- Problem requirements
Convert the listing lines starting at the one containing "y-tick-label: 10⁶ (150, 55, 167, 67)" and ending at the one containing "bar (403, 316, 417, 344)" into a Markdown table with the columns Row and Line, skipping any blank lines. Include only those lines.

- Information shown
******************************
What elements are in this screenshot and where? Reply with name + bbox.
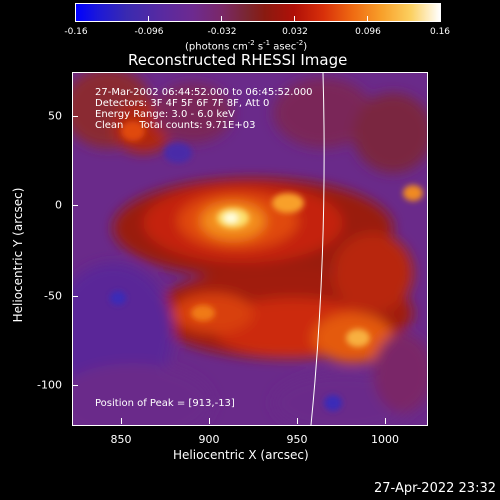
- info-line: Detectors: 3F 4F 5F 6F 7F 8F, Att 0: [95, 98, 270, 109]
- info-line: 27-Mar-2002 06:44:52.000 to 06:45:52.000: [95, 87, 313, 98]
- colorbar-tick-mark: [75, 16, 76, 21]
- y-tick-label: -100: [37, 378, 62, 392]
- x-tick-label: 850: [110, 433, 132, 446]
- y-axis-label: Heliocentric Y (arcsec): [11, 187, 25, 323]
- colorbar-tick-label: 0.096: [355, 27, 381, 37]
- colorbar-tick-mark: [148, 16, 149, 21]
- info-line: Clean Total counts: 9.71E+03: [95, 120, 256, 131]
- colorbar-tick-label: -0.032: [207, 27, 237, 37]
- x-tick-label: 900: [198, 433, 220, 446]
- x-tick-mark: [385, 418, 386, 424]
- x-tick-label: 950: [286, 433, 308, 446]
- y-tick-label: -50: [44, 289, 62, 303]
- x-tick-label: 1000: [371, 433, 399, 446]
- colorbar-units: (photons cm-2 s-1 asec-2): [185, 39, 307, 52]
- x-axis-label: Heliocentric X (arcsec): [173, 448, 309, 462]
- units-part: s: [254, 41, 264, 53]
- colorbar-tick-mark: [367, 16, 368, 21]
- units-exponent: -1: [263, 39, 271, 47]
- x-tick-mark: [121, 418, 122, 424]
- y-tick-mark: [72, 385, 78, 386]
- plot-title: Reconstructed RHESSI Image: [128, 51, 348, 69]
- colorbar-tick-label: -0.16: [64, 27, 88, 37]
- colorbar-tick-label: -0.096: [134, 27, 164, 37]
- y-tick-mark: [72, 116, 78, 117]
- colorbar-tick-mark: [440, 16, 441, 21]
- units-exponent: -2: [247, 39, 255, 47]
- colorbar-tick-label: 0.032: [282, 27, 308, 37]
- solar-limb-line: [310, 73, 325, 425]
- colorbar: [75, 3, 441, 22]
- units-part: (photons cm: [185, 41, 248, 53]
- y-tick-label: 0: [55, 198, 62, 212]
- x-tick-mark: [209, 418, 210, 424]
- image-canvas: [73, 73, 427, 425]
- x-tick-mark: [297, 418, 298, 424]
- colorbar-tick-mark: [221, 16, 222, 21]
- y-tick-label: 50: [48, 109, 62, 123]
- units-part: ): [303, 41, 308, 53]
- peak-position-label: Position of Peak = [913,-13]: [95, 398, 235, 409]
- colorbar-tick-label: 0.16: [429, 27, 451, 37]
- colorbar-tick-mark: [294, 16, 295, 21]
- units-exponent: -2: [296, 39, 304, 47]
- y-tick-mark: [72, 205, 78, 206]
- date-stamp: 27-Apr-2022 23:32: [374, 481, 496, 496]
- rhessi-image: 27-Mar-2002 06:44:52.000 to 06:45:52.000…: [72, 72, 428, 426]
- info-line: Energy Range: 3.0 - 6.0 keV: [95, 109, 235, 120]
- units-part: asec: [270, 41, 297, 53]
- y-tick-mark: [72, 296, 78, 297]
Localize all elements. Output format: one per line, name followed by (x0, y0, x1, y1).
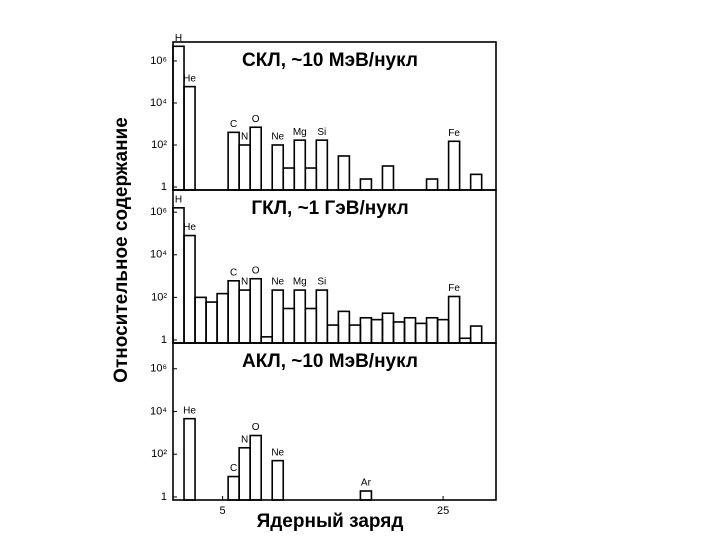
y-tick-label: 10⁶ (150, 55, 167, 67)
bar (436, 318, 450, 344)
bar (447, 140, 461, 191)
bar (183, 234, 196, 344)
bar (315, 289, 329, 344)
bar-label: C (230, 119, 237, 130)
bar (381, 312, 395, 344)
x-tick-label: 25 (437, 505, 449, 517)
y-tick-label: 10² (151, 139, 167, 151)
bar (271, 144, 285, 191)
bar (227, 475, 240, 501)
bar (183, 417, 196, 501)
bar (304, 307, 318, 344)
bar (403, 316, 417, 344)
bar (469, 173, 483, 191)
bar (304, 167, 318, 191)
bar (282, 167, 296, 191)
bar-label: C (230, 267, 237, 278)
bar (469, 325, 483, 344)
bar (293, 139, 307, 191)
bar (249, 126, 262, 191)
y-tick-label: 1 (161, 181, 167, 193)
bar (447, 295, 461, 344)
bar (238, 289, 251, 344)
y-tick-label: 1 (161, 334, 167, 346)
bar (227, 131, 240, 191)
bar (238, 446, 251, 501)
bar (183, 85, 196, 191)
bar-label: Fe (448, 128, 460, 139)
y-tick-label: 10² (151, 291, 167, 303)
bar (194, 296, 207, 344)
y-axis-label: Относительное содержание (111, 117, 132, 383)
bar-label: Fe (448, 283, 460, 294)
bar (370, 318, 384, 344)
bar (172, 45, 185, 191)
bar (381, 165, 395, 191)
bar-label: C (230, 463, 237, 474)
bar (249, 277, 262, 344)
bar-label: Ar (361, 478, 372, 489)
bar-label: Si (317, 277, 326, 288)
bar (271, 289, 285, 344)
bar (293, 289, 307, 344)
bar-label: N (241, 132, 248, 143)
bar (216, 292, 229, 344)
bar (359, 178, 373, 191)
bar (227, 279, 240, 344)
bar (359, 316, 373, 344)
y-tick-label: 10⁴ (150, 97, 167, 109)
bar-label: N (241, 434, 248, 445)
bar-label: O (252, 265, 260, 276)
panel-frame (172, 342, 497, 501)
bar-label: H (175, 33, 182, 44)
bar (348, 324, 362, 344)
bar-label: Ne (271, 277, 284, 288)
y-tick-label: 1 (161, 491, 167, 503)
bar-label: He (183, 222, 196, 233)
bar-label: Si (317, 127, 326, 138)
bar-label: O (252, 422, 260, 433)
bar (359, 490, 373, 501)
bar-label: Mg (293, 127, 307, 138)
bar-label: Ne (271, 132, 284, 143)
bar (425, 178, 439, 191)
x-tick-label: 5 (220, 505, 226, 517)
y-tick-label: 10² (151, 448, 167, 460)
bar (205, 301, 218, 344)
bar (249, 434, 262, 501)
bar-label: He (183, 405, 196, 416)
bar (260, 336, 274, 344)
bar-label: N (241, 277, 248, 288)
panel-title: АКЛ, ~10 МэВ/нукл (242, 351, 418, 372)
bar-label: Mg (293, 277, 307, 288)
bar (337, 310, 351, 344)
bar (337, 155, 351, 191)
bar (238, 144, 251, 191)
bar-label: He (183, 73, 196, 84)
bar (392, 321, 406, 344)
panel-title: ГКЛ, ~1 ГэВ/нукл (251, 198, 408, 219)
bar (282, 307, 296, 344)
bar (326, 324, 340, 344)
bar (425, 316, 439, 344)
y-tick-label: 10⁶ (150, 206, 167, 218)
panel-title: СКЛ, ~10 МэВ/нукл (242, 50, 418, 71)
x-axis-label: Ядерный заряд (257, 511, 404, 532)
bar (271, 459, 285, 501)
y-tick-label: 10⁶ (150, 363, 167, 375)
bar (315, 139, 329, 191)
y-tick-label: 10⁴ (150, 249, 167, 261)
bar (414, 322, 428, 344)
bar-label: O (252, 114, 260, 125)
y-tick-label: 10⁴ (150, 405, 167, 417)
bar-label: Ne (271, 447, 284, 458)
bar-label: H (175, 194, 182, 205)
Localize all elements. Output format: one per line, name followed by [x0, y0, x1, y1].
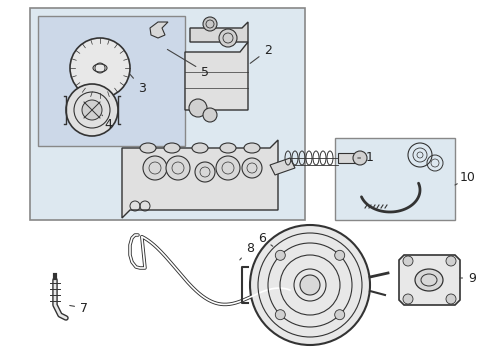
- Text: 4: 4: [102, 115, 112, 131]
- Circle shape: [445, 294, 455, 304]
- Circle shape: [189, 99, 206, 117]
- Ellipse shape: [163, 143, 180, 153]
- Text: 6: 6: [258, 231, 272, 246]
- Circle shape: [242, 158, 262, 178]
- Circle shape: [275, 250, 285, 260]
- Circle shape: [82, 100, 102, 120]
- Text: 2: 2: [250, 44, 271, 63]
- Circle shape: [165, 156, 190, 180]
- Polygon shape: [150, 22, 168, 38]
- Ellipse shape: [220, 143, 236, 153]
- Circle shape: [402, 294, 412, 304]
- Text: 10: 10: [454, 171, 475, 185]
- Bar: [334, 138, 454, 220]
- Circle shape: [219, 29, 237, 47]
- Circle shape: [275, 310, 285, 320]
- Polygon shape: [122, 140, 278, 218]
- Text: 8: 8: [239, 242, 253, 260]
- Circle shape: [203, 17, 217, 31]
- Circle shape: [352, 151, 366, 165]
- Text: 3: 3: [130, 74, 145, 94]
- Circle shape: [334, 250, 344, 260]
- Circle shape: [216, 156, 240, 180]
- Bar: [337, 153, 355, 163]
- Circle shape: [249, 225, 369, 345]
- Bar: [30, 8, 305, 220]
- Polygon shape: [398, 255, 459, 305]
- Ellipse shape: [192, 143, 207, 153]
- Polygon shape: [190, 22, 247, 42]
- Text: 9: 9: [459, 271, 475, 284]
- Circle shape: [203, 108, 217, 122]
- Circle shape: [299, 275, 319, 295]
- Polygon shape: [269, 158, 294, 175]
- Circle shape: [195, 162, 215, 182]
- Text: 5: 5: [167, 49, 208, 78]
- Text: 7: 7: [70, 301, 88, 315]
- Circle shape: [334, 310, 344, 320]
- Circle shape: [142, 156, 167, 180]
- Circle shape: [66, 84, 118, 136]
- Text: 1: 1: [357, 152, 373, 165]
- Ellipse shape: [414, 269, 442, 291]
- Circle shape: [402, 256, 412, 266]
- Polygon shape: [184, 42, 247, 110]
- Ellipse shape: [244, 143, 260, 153]
- Circle shape: [445, 256, 455, 266]
- Circle shape: [70, 38, 130, 98]
- Bar: [38, 16, 184, 146]
- Ellipse shape: [140, 143, 156, 153]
******************************
- Response to the exercise
| Row | Line |
|---|---|
| 1 | y-tick-label: 10⁶ (150, 55, 167, 67) |
| 2 | bar (436, 318, 450, 344) |
| 3 | bar (447, 140, 461, 191) |
| 4 | bar (183, 234, 196, 344) |
| 5 | bar (315, 289, 329, 344) |
| 6 | bar-label: C (230, 119, 237, 130) |
| 7 | bar (381, 312, 395, 344) |
| 8 | x-tick-label: 25 (437, 505, 449, 517) |
| 9 | y-tick-label: 10² (151, 139, 167, 151) |
| 10 | bar (271, 144, 285, 191) |
| 11 | bar (227, 475, 240, 501) |
| 12 | bar (183, 417, 196, 501) |
| 13 | bar (304, 307, 318, 344) |
| 14 | bar (403, 316, 417, 344) |